■ STATED GOAL: Go through the listing below and gather every line with the word "From".

Dataset items:
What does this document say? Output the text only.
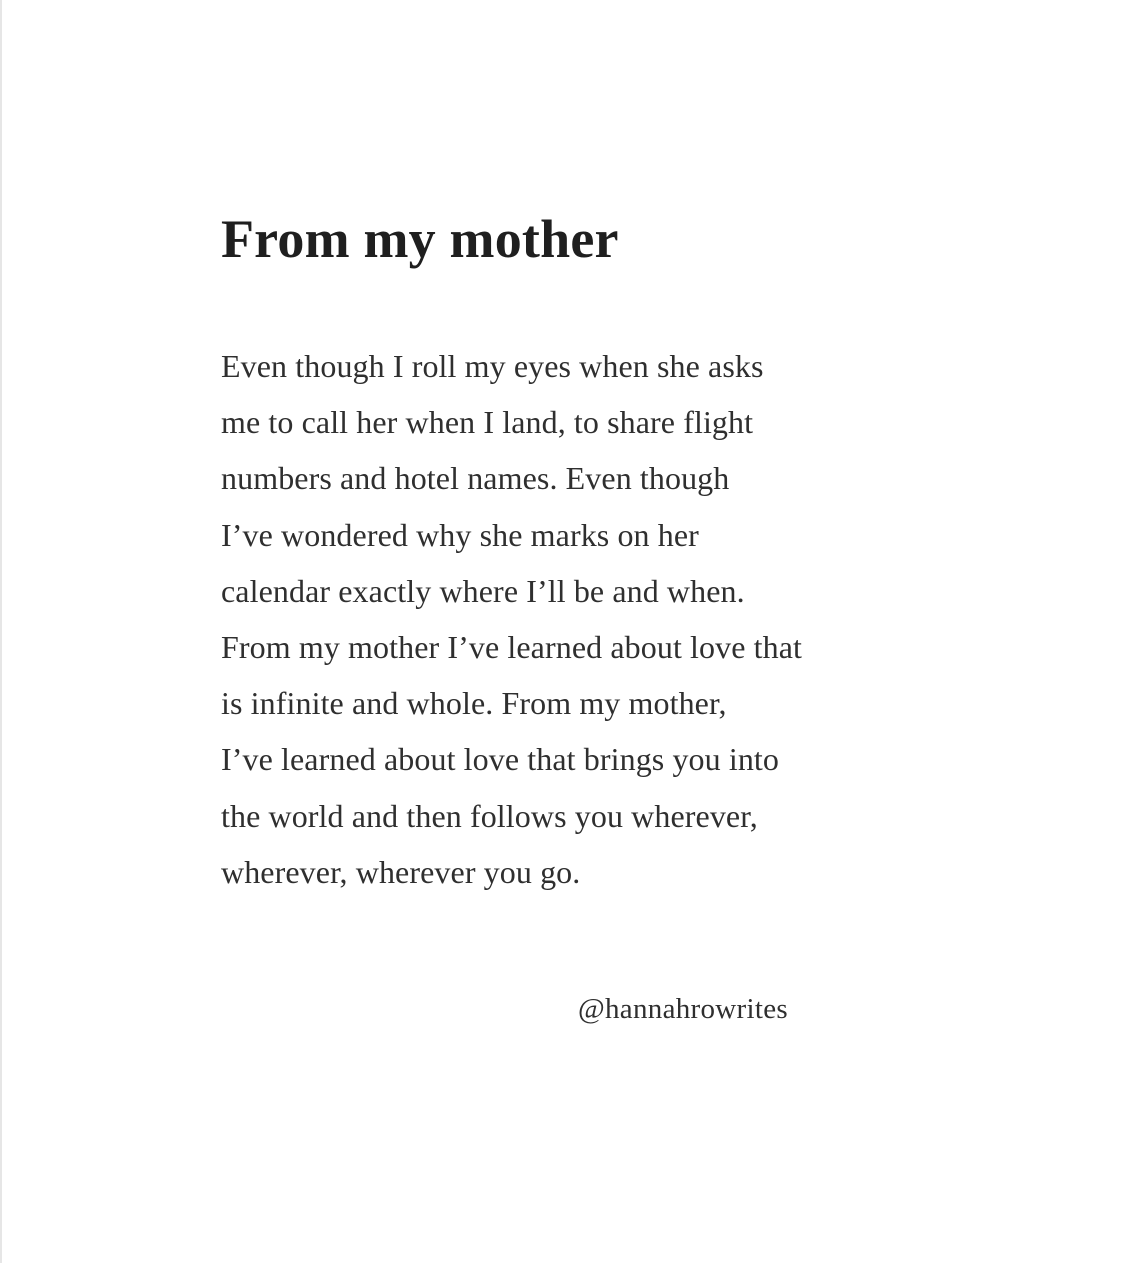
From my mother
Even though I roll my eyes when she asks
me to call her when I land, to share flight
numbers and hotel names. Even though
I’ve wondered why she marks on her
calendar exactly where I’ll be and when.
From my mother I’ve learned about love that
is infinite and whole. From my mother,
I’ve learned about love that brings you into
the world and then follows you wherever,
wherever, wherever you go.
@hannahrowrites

■ ANSWER TO THE TASK:
From my mother
From my mother I’ve learned about love that
is infinite and whole. From my mother,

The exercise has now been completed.